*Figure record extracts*
^^^^^^^^^^^^^^^^

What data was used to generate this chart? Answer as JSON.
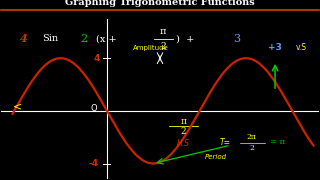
{
  "title": "Graphing Trigonometric Functions",
  "title_color": "#ffffff",
  "title_underline_color": "#cc4400",
  "bg_color": "#000000",
  "curve_color": "#cc2200",
  "axis_color": "#ffffff",
  "label_4_color": "#cc3300",
  "label_neg4_color": "#cc3300",
  "label_o_color": "#ffffff",
  "amplitude_color": "#ffff00",
  "hs_color": "#cc3300",
  "pi2_color": "#ffff00",
  "vs_3_color": "#6699ff",
  "vs_label_color": "#ffff00",
  "period_color": "#ffff00",
  "period_eq_color": "#00cc00",
  "arrow_white": "#ffffff",
  "arrow_green": "#00cc00",
  "green_color": "#00cc00",
  "xlim": [
    -1.8,
    3.6
  ],
  "ylim": [
    -5.2,
    7.0
  ],
  "x_start": -1.6,
  "x_end": 3.5
}
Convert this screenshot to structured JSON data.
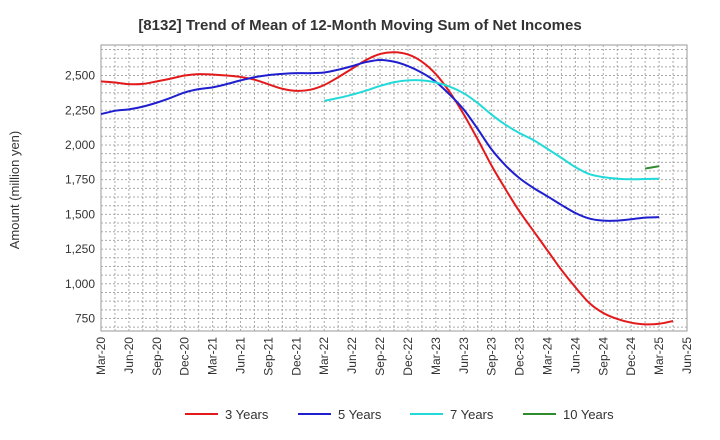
{
  "chart_data": {
    "type": "line",
    "title": "[8132]  Trend of Mean of 12-Month Moving Sum of Net Incomes",
    "xlabel": "",
    "ylabel": "Amount (million yen)",
    "ylim": [
      660,
      2720
    ],
    "yticks": [
      750,
      1000,
      1250,
      1500,
      1750,
      2000,
      2250,
      2500
    ],
    "ytick_labels": [
      "750",
      "1,000",
      "1,250",
      "1,500",
      "1,750",
      "2,000",
      "2,250",
      "2,500"
    ],
    "categories": [
      "Mar-20",
      "Jun-20",
      "Sep-20",
      "Dec-20",
      "Mar-21",
      "Jun-21",
      "Sep-21",
      "Dec-21",
      "Mar-22",
      "Jun-22",
      "Sep-22",
      "Dec-22",
      "Mar-23",
      "Jun-23",
      "Sep-23",
      "Dec-23",
      "Mar-24",
      "Jun-24",
      "Sep-24",
      "Dec-24",
      "Mar-25",
      "Jun-25"
    ],
    "grid": true,
    "legend_position": "bottom",
    "series": [
      {
        "name": "3 Years",
        "color": "#e31a1c",
        "points": [
          [
            0,
            2458
          ],
          [
            1,
            2450
          ],
          [
            2,
            2438
          ],
          [
            3,
            2440
          ],
          [
            4,
            2458
          ],
          [
            5,
            2478
          ],
          [
            6,
            2500
          ],
          [
            7,
            2510
          ],
          [
            8,
            2507
          ],
          [
            9,
            2500
          ],
          [
            10,
            2490
          ],
          [
            11,
            2470
          ],
          [
            12,
            2437
          ],
          [
            13,
            2405
          ],
          [
            14,
            2390
          ],
          [
            15,
            2398
          ],
          [
            16,
            2432
          ],
          [
            17,
            2488
          ],
          [
            18,
            2550
          ],
          [
            19,
            2612
          ],
          [
            20,
            2655
          ],
          [
            21,
            2668
          ],
          [
            22,
            2652
          ],
          [
            23,
            2600
          ],
          [
            24,
            2510
          ],
          [
            25,
            2380
          ],
          [
            26,
            2220
          ],
          [
            27,
            2040
          ],
          [
            28,
            1850
          ],
          [
            29,
            1680
          ],
          [
            30,
            1520
          ],
          [
            31,
            1380
          ],
          [
            32,
            1240
          ],
          [
            33,
            1100
          ],
          [
            34,
            975
          ],
          [
            35,
            862
          ],
          [
            36,
            790
          ],
          [
            37,
            747
          ],
          [
            38,
            720
          ],
          [
            39,
            708
          ],
          [
            40,
            712
          ],
          [
            41,
            732
          ]
        ]
      },
      {
        "name": "5 Years",
        "color": "#1f1fd0",
        "points": [
          [
            0,
            2222
          ],
          [
            1,
            2246
          ],
          [
            2,
            2256
          ],
          [
            3,
            2276
          ],
          [
            4,
            2305
          ],
          [
            5,
            2340
          ],
          [
            6,
            2378
          ],
          [
            7,
            2402
          ],
          [
            8,
            2415
          ],
          [
            9,
            2438
          ],
          [
            10,
            2465
          ],
          [
            11,
            2488
          ],
          [
            12,
            2503
          ],
          [
            13,
            2512
          ],
          [
            14,
            2517
          ],
          [
            15,
            2517
          ],
          [
            16,
            2522
          ],
          [
            17,
            2542
          ],
          [
            18,
            2568
          ],
          [
            19,
            2597
          ],
          [
            20,
            2612
          ],
          [
            21,
            2600
          ],
          [
            22,
            2568
          ],
          [
            23,
            2520
          ],
          [
            24,
            2455
          ],
          [
            25,
            2362
          ],
          [
            26,
            2255
          ],
          [
            27,
            2115
          ],
          [
            28,
            1967
          ],
          [
            29,
            1852
          ],
          [
            30,
            1760
          ],
          [
            31,
            1690
          ],
          [
            32,
            1630
          ],
          [
            33,
            1568
          ],
          [
            34,
            1510
          ],
          [
            35,
            1470
          ],
          [
            36,
            1455
          ],
          [
            37,
            1455
          ],
          [
            38,
            1465
          ],
          [
            39,
            1477
          ],
          [
            40,
            1480
          ]
        ]
      },
      {
        "name": "7 Years",
        "color": "#22dada",
        "points": [
          [
            16,
            2318
          ],
          [
            17,
            2338
          ],
          [
            18,
            2362
          ],
          [
            19,
            2392
          ],
          [
            20,
            2425
          ],
          [
            21,
            2452
          ],
          [
            22,
            2465
          ],
          [
            23,
            2465
          ],
          [
            24,
            2450
          ],
          [
            25,
            2420
          ],
          [
            26,
            2372
          ],
          [
            27,
            2302
          ],
          [
            28,
            2218
          ],
          [
            29,
            2145
          ],
          [
            30,
            2085
          ],
          [
            31,
            2035
          ],
          [
            32,
            1972
          ],
          [
            33,
            1907
          ],
          [
            34,
            1840
          ],
          [
            35,
            1790
          ],
          [
            36,
            1768
          ],
          [
            37,
            1757
          ],
          [
            38,
            1753
          ],
          [
            39,
            1755
          ],
          [
            40,
            1757
          ]
        ]
      },
      {
        "name": "10 Years",
        "color": "#2e8b2e",
        "points": [
          [
            39,
            1830
          ],
          [
            40,
            1847
          ]
        ]
      }
    ]
  }
}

^^^^^^^^^^^^^^^^

Print every entry exactly as written, without the pictures.

What data was used to generate this chart? Answer as JSON.
{
  "title": "Graphing Trigonometric Functions",
  "title_color": "#ffffff",
  "title_underline_color": "#cc4400",
  "bg_color": "#000000",
  "curve_color": "#cc2200",
  "axis_color": "#ffffff",
  "label_4_color": "#cc3300",
  "label_neg4_color": "#cc3300",
  "label_o_color": "#ffffff",
  "amplitude_color": "#ffff00",
  "hs_color": "#cc3300",
  "pi2_color": "#ffff00",
  "vs_3_color": "#6699ff",
  "vs_label_color": "#ffff00",
  "period_color": "#ffff00",
  "period_eq_color": "#00cc00",
  "arrow_white": "#ffffff",
  "arrow_green": "#00cc00",
  "green_color": "#00cc00",
  "xlim": [
    -1.8,
    3.6
  ],
  "ylim": [
    -5.2,
    7.0
  ],
  "x_start": -1.6,
  "x_end": 3.5
}
Convert this screenshot to structured JSON data.
{
  "chart_data": {
    "type": "line",
    "title": "[8132]  Trend of Mean of 12-Month Moving Sum of Net Incomes",
    "xlabel": "",
    "ylabel": "Amount (million yen)",
    "ylim": [
      660,
      2720
    ],
    "yticks": [
      750,
      1000,
      1250,
      1500,
      1750,
      2000,
      2250,
      2500
    ],
    "ytick_labels": [
      "750",
      "1,000",
      "1,250",
      "1,500",
      "1,750",
      "2,000",
      "2,250",
      "2,500"
    ],
    "categories": [
      "Mar-20",
      "Jun-20",
      "Sep-20",
      "Dec-20",
      "Mar-21",
      "Jun-21",
      "Sep-21",
      "Dec-21",
      "Mar-22",
      "Jun-22",
      "Sep-22",
      "Dec-22",
      "Mar-23",
      "Jun-23",
      "Sep-23",
      "Dec-23",
      "Mar-24",
      "Jun-24",
      "Sep-24",
      "Dec-24",
      "Mar-25",
      "Jun-25"
    ],
    "grid": true,
    "legend_position": "bottom",
    "series": [
      {
        "name": "3 Years",
        "color": "#e31a1c",
        "points": [
          [
            0,
            2458
          ],
          [
            1,
            2450
          ],
          [
            2,
            2438
          ],
          [
            3,
            2440
          ],
          [
            4,
            2458
          ],
          [
            5,
            2478
          ],
          [
            6,
            2500
          ],
          [
            7,
            2510
          ],
          [
            8,
            2507
          ],
          [
            9,
            2500
          ],
          [
            10,
            2490
          ],
          [
            11,
            2470
          ],
          [
            12,
            2437
          ],
          [
            13,
            2405
          ],
          [
            14,
            2390
          ],
          [
            15,
            2398
          ],
          [
            16,
            2432
          ],
          [
            17,
            2488
          ],
          [
            18,
            2550
          ],
          [
            19,
            2612
          ],
          [
            20,
            2655
          ],
          [
            21,
            2668
          ],
          [
            22,
            2652
          ],
          [
            23,
            2600
          ],
          [
            24,
            2510
          ],
          [
            25,
            2380
          ],
          [
            26,
            2220
          ],
          [
            27,
            2040
          ],
          [
            28,
            1850
          ],
          [
            29,
            1680
          ],
          [
            30,
            1520
          ],
          [
            31,
            1380
          ],
          [
            32,
            1240
          ],
          [
            33,
            1100
          ],
          [
            34,
            975
          ],
          [
            35,
            862
          ],
          [
            36,
            790
          ],
          [
            37,
            747
          ],
          [
            38,
            720
          ],
          [
            39,
            708
          ],
          [
            40,
            712
          ],
          [
            41,
            732
          ]
        ]
      },
      {
        "name": "5 Years",
        "color": "#1f1fd0",
        "points": [
          [
            0,
            2222
          ],
          [
            1,
            2246
          ],
          [
            2,
            2256
          ],
          [
            3,
            2276
          ],
          [
            4,
            2305
          ],
          [
            5,
            2340
          ],
          [
            6,
            2378
          ],
          [
            7,
            2402
          ],
          [
            8,
            2415
          ],
          [
            9,
            2438
          ],
          [
            10,
            2465
          ],
          [
            11,
            2488
          ],
          [
            12,
            2503
          ],
          [
            13,
            2512
          ],
          [
            14,
            2517
          ],
          [
            15,
            2517
          ],
          [
            16,
            2522
          ],
          [
            17,
            2542
          ],
          [
            18,
            2568
          ],
          [
            19,
            2597
          ],
          [
            20,
            2612
          ],
          [
            21,
            2600
          ],
          [
            22,
            2568
          ],
          [
            23,
            2520
          ],
          [
            24,
            2455
          ],
          [
            25,
            2362
          ],
          [
            26,
            2255
          ],
          [
            27,
            2115
          ],
          [
            28,
            1967
          ],
          [
            29,
            1852
          ],
          [
            30,
            1760
          ],
          [
            31,
            1690
          ],
          [
            32,
            1630
          ],
          [
            33,
            1568
          ],
          [
            34,
            1510
          ],
          [
            35,
            1470
          ],
          [
            36,
            1455
          ],
          [
            37,
            1455
          ],
          [
            38,
            1465
          ],
          [
            39,
            1477
          ],
          [
            40,
            1480
          ]
        ]
      },
      {
        "name": "7 Years",
        "color": "#22dada",
        "points": [
          [
            16,
            2318
          ],
          [
            17,
            2338
          ],
          [
            18,
            2362
          ],
          [
            19,
            2392
          ],
          [
            20,
            2425
          ],
          [
            21,
            2452
          ],
          [
            22,
            2465
          ],
          [
            23,
            2465
          ],
          [
            24,
            2450
          ],
          [
            25,
            2420
          ],
          [
            26,
            2372
          ],
          [
            27,
            2302
          ],
          [
            28,
            2218
          ],
          [
            29,
            2145
          ],
          [
            30,
            2085
          ],
          [
            31,
            2035
          ],
          [
            32,
            1972
          ],
          [
            33,
            1907
          ],
          [
            34,
            1840
          ],
          [
            35,
            1790
          ],
          [
            36,
            1768
          ],
          [
            37,
            1757
          ],
          [
            38,
            1753
          ],
          [
            39,
            1755
          ],
          [
            40,
            1757
          ]
        ]
      },
      {
        "name": "10 Years",
        "color": "#2e8b2e",
        "points": [
          [
            39,
            1830
          ],
          [
            40,
            1847
          ]
        ]
      }
    ]
  }
}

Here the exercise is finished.